# START OF Supplied data

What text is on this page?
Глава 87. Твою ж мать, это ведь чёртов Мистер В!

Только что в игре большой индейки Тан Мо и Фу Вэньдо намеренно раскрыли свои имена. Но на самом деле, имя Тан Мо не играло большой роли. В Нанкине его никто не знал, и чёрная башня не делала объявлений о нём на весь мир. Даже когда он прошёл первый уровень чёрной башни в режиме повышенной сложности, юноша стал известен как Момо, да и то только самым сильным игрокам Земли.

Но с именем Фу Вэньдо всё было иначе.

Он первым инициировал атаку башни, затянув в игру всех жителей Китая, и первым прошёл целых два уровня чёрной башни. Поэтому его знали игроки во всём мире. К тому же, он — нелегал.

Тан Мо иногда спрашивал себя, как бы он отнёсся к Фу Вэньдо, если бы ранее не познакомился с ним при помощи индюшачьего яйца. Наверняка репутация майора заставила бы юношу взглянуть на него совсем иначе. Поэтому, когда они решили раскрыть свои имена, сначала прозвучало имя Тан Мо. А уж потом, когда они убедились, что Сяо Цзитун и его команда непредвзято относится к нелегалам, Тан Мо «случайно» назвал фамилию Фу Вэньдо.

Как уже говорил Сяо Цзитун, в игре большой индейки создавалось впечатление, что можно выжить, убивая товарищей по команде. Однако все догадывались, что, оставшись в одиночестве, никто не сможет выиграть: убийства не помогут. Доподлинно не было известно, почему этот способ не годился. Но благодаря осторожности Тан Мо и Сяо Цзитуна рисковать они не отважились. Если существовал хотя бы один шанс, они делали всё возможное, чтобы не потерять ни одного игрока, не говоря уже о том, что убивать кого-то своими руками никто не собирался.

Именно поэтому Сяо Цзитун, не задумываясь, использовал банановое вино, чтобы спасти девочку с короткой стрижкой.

# END OF Supplied data
# START OF Supplied data

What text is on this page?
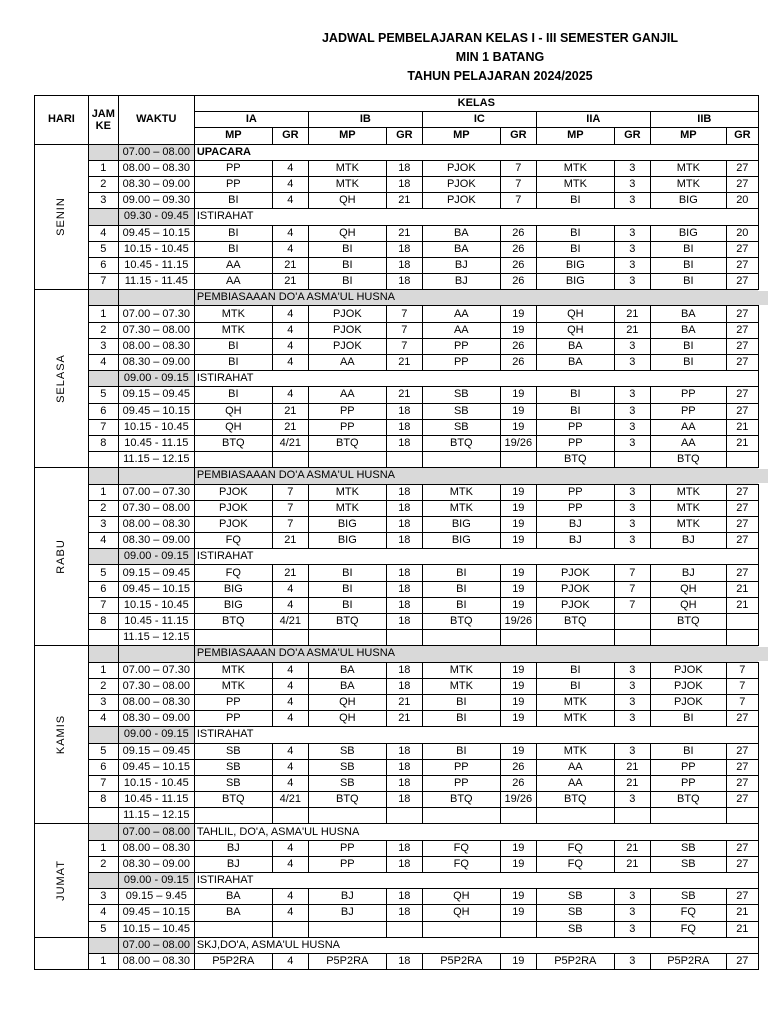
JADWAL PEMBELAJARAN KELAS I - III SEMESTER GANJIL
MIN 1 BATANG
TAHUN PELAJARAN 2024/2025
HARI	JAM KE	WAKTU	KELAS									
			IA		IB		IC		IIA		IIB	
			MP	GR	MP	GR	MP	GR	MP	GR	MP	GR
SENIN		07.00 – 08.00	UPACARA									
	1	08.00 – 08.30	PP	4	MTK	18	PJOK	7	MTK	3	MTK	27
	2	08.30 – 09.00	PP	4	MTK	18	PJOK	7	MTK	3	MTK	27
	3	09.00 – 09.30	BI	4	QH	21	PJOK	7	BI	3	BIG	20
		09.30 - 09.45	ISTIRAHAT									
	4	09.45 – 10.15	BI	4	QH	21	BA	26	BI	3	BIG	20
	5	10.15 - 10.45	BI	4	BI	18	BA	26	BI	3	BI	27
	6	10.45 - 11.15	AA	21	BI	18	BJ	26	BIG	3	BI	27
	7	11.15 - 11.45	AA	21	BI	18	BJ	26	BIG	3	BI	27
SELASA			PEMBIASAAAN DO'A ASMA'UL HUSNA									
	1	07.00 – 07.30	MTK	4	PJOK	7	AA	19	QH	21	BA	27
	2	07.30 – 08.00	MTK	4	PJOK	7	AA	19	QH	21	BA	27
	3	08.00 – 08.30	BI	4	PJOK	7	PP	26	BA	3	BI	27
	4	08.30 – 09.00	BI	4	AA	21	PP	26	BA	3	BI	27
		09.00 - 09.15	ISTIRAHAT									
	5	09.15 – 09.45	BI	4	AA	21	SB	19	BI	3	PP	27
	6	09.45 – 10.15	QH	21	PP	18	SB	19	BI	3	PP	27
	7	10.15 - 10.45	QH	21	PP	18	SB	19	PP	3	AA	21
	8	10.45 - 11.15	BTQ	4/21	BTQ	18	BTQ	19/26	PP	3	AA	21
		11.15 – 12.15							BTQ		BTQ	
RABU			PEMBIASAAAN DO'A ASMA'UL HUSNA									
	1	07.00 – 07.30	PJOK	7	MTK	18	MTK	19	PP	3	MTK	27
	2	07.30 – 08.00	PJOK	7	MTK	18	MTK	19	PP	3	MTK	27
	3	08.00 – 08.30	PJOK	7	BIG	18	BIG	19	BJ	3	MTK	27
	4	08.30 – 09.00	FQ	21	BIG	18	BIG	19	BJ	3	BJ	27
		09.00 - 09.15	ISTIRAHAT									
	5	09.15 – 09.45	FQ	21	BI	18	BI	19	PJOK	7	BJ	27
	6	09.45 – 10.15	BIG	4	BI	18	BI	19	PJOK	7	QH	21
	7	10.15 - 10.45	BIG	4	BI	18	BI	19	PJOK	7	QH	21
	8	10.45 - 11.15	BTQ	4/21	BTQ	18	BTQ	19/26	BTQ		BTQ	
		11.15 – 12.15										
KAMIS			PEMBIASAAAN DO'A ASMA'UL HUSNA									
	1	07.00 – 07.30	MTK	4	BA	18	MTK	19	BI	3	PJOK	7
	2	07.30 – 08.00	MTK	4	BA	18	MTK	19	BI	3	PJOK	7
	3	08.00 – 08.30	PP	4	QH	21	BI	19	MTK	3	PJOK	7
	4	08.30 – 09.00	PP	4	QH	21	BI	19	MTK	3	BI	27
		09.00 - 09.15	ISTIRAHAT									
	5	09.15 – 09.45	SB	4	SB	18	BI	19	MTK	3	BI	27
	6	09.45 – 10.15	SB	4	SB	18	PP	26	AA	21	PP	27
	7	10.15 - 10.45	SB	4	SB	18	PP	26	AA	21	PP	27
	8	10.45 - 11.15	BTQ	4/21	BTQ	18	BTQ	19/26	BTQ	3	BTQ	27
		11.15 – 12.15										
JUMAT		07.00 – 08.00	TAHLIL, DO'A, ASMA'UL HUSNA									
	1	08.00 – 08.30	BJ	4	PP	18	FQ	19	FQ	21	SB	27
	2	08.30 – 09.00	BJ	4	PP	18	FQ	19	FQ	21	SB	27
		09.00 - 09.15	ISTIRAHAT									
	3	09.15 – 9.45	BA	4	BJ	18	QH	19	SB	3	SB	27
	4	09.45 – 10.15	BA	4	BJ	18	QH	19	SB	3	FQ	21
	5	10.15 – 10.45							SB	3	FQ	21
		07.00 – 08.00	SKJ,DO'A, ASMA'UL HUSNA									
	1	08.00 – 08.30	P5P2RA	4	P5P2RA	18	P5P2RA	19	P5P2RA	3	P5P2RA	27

# END OF Supplied data
# START OF Supplied data

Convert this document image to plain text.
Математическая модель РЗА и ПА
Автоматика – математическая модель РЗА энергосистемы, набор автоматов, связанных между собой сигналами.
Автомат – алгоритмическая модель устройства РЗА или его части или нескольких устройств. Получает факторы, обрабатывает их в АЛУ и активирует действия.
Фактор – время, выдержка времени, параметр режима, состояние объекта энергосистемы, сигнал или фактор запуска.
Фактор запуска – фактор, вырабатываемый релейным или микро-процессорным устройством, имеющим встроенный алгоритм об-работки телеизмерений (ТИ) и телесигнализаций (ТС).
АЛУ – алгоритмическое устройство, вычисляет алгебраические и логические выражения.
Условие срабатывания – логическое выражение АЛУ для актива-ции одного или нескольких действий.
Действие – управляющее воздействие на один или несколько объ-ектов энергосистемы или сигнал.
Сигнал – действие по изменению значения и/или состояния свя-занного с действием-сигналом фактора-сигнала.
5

# END OF Supplied data

[Instructions for the task]:
Copy out each line in the preceding records that contains "ASMA".

[Solution for this task]:
SELASA			PEMBIASAAAN DO'A ASMA'UL HUSNA									
RABU			PEMBIASAAAN DO'A ASMA'UL HUSNA									
KAMIS			PEMBIASAAAN DO'A ASMA'UL HUSNA									
JUMAT		07.00 – 08.00	TAHLIL, DO'A, ASMA'UL HUSNA									
		07.00 – 08.00	SKJ,DO'A, ASMA'UL HUSNA									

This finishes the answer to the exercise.